▸ Stated exercise:
Search the material for "Дата" and show all lines that contain it.

::: Stored rows :::

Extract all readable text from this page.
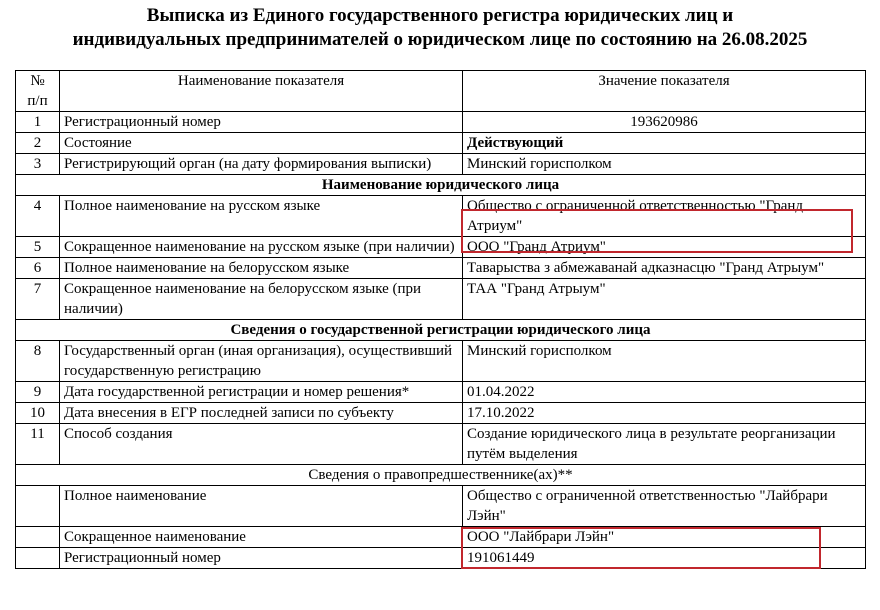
Выписка из Единого государственного регистра юридических лиц и
индивидуальных предпринимателей о юридическом лице по состоянию на 26.08.2025
№
п/п	Наименование показателя	Значение показателя
1	Регистрационный номер	193620986
2	Состояние	Действующий
3	Регистрирующий орган (на дату формирования выписки)	Минский горисполком
Наименование юридического лица		
4	Полное наименование на русском языке	Общество с ограниченной ответственностью "Гранд Атриум"
5	Сокращенное наименование на русском языке (при наличии)	ООО "Гранд Атриум"
6	Полное наименование на белорусском языке	Таварыства з абмежаванай адказнасцю "Гранд Атрыум"
7	Сокращенное наименование на белорусском языке (при наличии)	ТАА "Гранд Атрыум"
Сведения о государственной регистрации юридического лица		
8	Государственный орган (иная организация), осуществивший государственную регистрацию	Минский горисполком
9	Дата государственной регистрации и номер решения*	01.04.2022
10	Дата внесения в ЕГР последней записи по субъекту	17.10.2022
11	Способ создания	Создание юридического лица в результате реорганизации путём выделения
Сведения о правопредшественнике(ах)**		
	Полное наименование	Общество с ограниченной ответственностью "Лайбрари Лэйн"
	Сокращенное наименование	ООО "Лайбрари Лэйн"
	Регистрационный номер	191061449
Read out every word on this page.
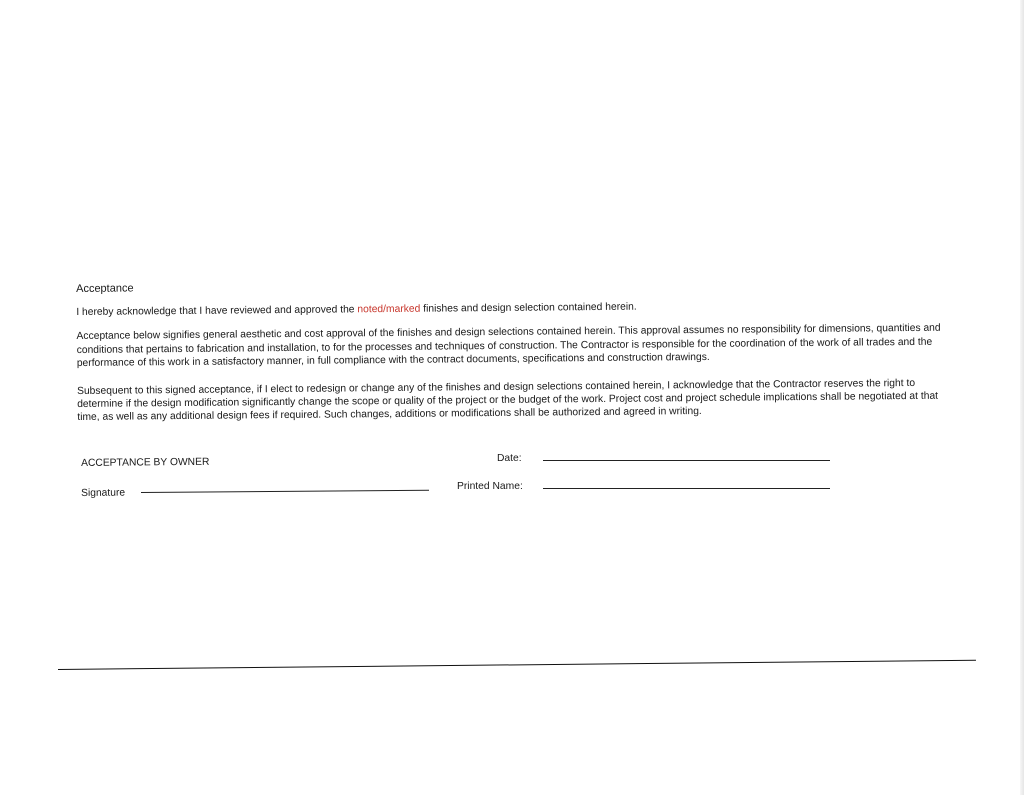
Acceptance

I hereby acknowledge that I have reviewed and approved the noted/marked finishes and design selection contained herein.

Acceptance below signifies general aesthetic and cost approval of the finishes and design selections contained herein. This approval assumes no responsibility for dimensions, quantities and conditions that pertains to fabrication and installation, to for the processes and techniques of construction. The Contractor is responsible for the coordination of the work of all trades and the performance of this work in a satisfactory manner, in full compliance with the contract documents, specifications and construction drawings.

Subsequent to this signed acceptance, if I elect to redesign or change any of the finishes and design selections contained herein, I acknowledge that the Contractor reserves the right to determine if the design modification significantly change the scope or quality of the project or the budget of the work. Project cost and project schedule implications shall be negotiated at that time, as well as any additional design fees if required. Such changes, additions or modifications shall be authorized and agreed in writing.

ACCEPTANCE BY OWNER
Signature
Date:
Printed Name:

:::

▸ Written solution:
9	Дата государственной регистрации и номер решения*	01.04.2022
10	Дата внесения в ЕГР последней записи по субъекту	17.10.2022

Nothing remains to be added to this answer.